◆ **Challenge**:
Determine the number of lines that have the string "Total" in them, and give only that number.

◆ **Extracted records**:

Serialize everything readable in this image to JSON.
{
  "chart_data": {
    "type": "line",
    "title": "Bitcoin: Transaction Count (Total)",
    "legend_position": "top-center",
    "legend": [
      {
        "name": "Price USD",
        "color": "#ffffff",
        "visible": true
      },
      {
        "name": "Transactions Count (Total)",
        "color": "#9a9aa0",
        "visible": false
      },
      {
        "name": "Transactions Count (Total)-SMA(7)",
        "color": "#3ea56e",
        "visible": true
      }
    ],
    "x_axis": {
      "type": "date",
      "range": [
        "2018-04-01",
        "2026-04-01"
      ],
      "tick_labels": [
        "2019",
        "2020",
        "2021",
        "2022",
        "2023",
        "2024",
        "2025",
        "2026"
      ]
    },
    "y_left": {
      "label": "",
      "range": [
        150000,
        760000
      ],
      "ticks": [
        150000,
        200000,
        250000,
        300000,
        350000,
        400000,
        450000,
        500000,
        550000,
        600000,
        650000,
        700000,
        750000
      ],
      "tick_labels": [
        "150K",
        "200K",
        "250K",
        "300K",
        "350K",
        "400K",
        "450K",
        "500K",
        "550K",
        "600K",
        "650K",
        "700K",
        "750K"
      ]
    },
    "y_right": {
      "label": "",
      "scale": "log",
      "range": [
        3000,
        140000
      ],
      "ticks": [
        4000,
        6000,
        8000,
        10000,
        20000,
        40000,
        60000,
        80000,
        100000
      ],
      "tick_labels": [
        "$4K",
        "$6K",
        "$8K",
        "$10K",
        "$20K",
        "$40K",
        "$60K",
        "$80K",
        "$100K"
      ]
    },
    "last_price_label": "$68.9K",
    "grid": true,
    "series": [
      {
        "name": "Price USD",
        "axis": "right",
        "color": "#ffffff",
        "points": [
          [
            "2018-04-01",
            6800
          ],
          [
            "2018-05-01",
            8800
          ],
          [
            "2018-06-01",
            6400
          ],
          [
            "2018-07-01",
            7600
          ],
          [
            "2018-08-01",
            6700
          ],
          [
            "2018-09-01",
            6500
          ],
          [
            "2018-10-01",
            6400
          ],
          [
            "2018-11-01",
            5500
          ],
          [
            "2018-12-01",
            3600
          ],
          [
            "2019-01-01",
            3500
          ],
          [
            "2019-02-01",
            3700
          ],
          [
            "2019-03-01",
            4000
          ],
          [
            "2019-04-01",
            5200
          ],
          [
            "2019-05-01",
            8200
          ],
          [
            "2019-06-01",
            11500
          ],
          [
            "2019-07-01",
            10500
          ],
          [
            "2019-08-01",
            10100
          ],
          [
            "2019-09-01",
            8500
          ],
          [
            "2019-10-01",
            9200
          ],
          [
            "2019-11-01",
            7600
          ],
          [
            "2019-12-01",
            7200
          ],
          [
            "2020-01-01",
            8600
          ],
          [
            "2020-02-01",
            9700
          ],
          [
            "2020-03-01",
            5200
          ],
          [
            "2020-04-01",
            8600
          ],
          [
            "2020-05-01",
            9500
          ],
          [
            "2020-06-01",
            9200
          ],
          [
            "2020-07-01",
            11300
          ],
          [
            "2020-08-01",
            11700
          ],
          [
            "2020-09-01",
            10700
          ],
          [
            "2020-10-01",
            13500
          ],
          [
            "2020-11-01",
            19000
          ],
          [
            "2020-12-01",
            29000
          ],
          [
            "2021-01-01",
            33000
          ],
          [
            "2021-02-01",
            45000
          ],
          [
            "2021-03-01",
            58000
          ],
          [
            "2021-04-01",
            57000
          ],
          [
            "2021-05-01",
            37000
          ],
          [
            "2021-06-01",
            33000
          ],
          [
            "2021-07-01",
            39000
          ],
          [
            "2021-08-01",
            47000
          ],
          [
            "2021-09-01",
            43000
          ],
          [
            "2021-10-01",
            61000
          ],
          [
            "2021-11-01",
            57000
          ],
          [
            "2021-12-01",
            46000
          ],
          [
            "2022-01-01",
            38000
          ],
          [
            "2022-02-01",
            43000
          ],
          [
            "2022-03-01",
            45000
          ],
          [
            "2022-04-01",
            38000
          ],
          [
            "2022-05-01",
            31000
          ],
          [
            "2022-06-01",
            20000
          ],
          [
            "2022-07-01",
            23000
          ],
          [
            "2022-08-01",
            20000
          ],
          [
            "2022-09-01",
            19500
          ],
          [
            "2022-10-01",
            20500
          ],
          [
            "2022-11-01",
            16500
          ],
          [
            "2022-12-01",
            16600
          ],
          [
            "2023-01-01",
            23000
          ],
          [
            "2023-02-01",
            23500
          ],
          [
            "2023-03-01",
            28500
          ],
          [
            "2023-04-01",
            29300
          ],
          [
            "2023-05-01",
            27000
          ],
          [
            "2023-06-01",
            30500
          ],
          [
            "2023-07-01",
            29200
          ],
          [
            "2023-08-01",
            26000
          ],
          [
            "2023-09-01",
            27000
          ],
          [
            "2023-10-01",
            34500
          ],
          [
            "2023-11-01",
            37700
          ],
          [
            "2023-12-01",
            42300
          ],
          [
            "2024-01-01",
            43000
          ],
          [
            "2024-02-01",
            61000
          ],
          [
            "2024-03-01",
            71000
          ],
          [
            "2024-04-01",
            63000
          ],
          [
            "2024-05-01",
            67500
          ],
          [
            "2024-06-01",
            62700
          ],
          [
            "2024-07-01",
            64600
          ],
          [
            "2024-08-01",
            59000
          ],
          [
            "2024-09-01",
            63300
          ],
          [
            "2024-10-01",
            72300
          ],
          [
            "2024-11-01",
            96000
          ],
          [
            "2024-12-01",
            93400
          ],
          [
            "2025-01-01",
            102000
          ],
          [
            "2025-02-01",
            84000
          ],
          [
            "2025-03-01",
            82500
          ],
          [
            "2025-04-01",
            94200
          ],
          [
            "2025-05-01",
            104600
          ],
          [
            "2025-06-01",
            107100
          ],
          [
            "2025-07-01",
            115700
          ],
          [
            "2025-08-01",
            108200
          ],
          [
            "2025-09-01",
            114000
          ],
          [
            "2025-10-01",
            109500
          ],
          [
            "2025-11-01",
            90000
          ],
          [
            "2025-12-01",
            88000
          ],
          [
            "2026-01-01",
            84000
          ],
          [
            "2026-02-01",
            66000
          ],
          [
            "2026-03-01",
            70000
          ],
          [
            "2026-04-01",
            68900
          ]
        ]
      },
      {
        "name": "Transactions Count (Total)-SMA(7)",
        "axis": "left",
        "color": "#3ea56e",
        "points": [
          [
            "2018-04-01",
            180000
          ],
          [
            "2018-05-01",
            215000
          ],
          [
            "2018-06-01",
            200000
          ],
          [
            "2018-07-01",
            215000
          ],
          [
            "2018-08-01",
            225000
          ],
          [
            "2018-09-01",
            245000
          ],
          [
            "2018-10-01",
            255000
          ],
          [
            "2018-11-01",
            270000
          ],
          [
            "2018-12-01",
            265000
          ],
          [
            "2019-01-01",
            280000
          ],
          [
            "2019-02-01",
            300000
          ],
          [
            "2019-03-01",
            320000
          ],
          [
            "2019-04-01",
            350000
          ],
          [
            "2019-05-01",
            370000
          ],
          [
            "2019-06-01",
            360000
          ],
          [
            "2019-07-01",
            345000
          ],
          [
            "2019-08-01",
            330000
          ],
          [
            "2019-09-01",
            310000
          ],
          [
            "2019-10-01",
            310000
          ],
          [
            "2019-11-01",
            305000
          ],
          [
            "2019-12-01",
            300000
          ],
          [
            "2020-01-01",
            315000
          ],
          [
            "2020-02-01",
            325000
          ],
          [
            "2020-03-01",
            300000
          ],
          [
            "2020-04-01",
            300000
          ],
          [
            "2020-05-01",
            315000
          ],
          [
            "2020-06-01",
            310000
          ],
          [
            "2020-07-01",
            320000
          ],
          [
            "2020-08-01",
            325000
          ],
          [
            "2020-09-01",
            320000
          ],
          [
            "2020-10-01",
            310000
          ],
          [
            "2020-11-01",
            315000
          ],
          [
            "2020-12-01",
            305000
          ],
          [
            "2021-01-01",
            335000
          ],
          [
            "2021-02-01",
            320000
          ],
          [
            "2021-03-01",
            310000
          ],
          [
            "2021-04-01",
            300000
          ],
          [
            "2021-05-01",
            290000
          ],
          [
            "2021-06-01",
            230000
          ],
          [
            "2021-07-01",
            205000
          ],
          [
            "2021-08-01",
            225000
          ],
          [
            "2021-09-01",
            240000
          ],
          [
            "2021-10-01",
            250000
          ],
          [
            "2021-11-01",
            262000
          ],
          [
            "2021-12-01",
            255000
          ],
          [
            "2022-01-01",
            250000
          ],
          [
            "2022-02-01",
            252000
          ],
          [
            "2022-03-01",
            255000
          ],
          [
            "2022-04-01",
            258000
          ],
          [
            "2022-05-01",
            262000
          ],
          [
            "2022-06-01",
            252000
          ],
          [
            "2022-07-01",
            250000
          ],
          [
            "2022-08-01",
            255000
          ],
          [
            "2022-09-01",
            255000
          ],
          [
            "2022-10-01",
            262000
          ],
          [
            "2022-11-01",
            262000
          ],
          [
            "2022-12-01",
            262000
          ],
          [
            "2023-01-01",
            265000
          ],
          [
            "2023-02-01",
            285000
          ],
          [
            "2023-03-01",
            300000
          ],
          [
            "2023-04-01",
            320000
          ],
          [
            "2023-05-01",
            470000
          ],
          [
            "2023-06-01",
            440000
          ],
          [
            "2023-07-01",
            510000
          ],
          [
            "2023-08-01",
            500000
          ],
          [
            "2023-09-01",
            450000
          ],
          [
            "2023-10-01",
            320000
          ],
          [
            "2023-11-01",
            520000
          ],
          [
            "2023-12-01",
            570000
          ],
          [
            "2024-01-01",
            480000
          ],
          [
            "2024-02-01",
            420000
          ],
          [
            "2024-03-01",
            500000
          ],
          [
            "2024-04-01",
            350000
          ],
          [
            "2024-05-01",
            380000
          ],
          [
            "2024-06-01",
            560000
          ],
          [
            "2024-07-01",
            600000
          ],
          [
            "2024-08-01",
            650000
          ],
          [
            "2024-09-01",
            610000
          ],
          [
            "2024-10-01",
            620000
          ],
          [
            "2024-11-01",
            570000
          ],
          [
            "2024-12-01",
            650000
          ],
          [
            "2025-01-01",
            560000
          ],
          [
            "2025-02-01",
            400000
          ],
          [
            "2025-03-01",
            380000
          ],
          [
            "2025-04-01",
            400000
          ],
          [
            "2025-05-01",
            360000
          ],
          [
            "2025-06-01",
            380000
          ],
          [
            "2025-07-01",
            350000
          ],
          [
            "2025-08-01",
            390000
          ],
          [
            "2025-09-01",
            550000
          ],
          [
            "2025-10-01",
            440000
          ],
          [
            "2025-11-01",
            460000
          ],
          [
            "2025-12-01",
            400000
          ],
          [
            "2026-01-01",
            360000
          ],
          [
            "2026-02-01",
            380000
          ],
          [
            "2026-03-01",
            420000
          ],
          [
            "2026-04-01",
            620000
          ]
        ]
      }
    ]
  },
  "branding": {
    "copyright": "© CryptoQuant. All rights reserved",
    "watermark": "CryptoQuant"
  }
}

◆ **Answer to the problem**:
4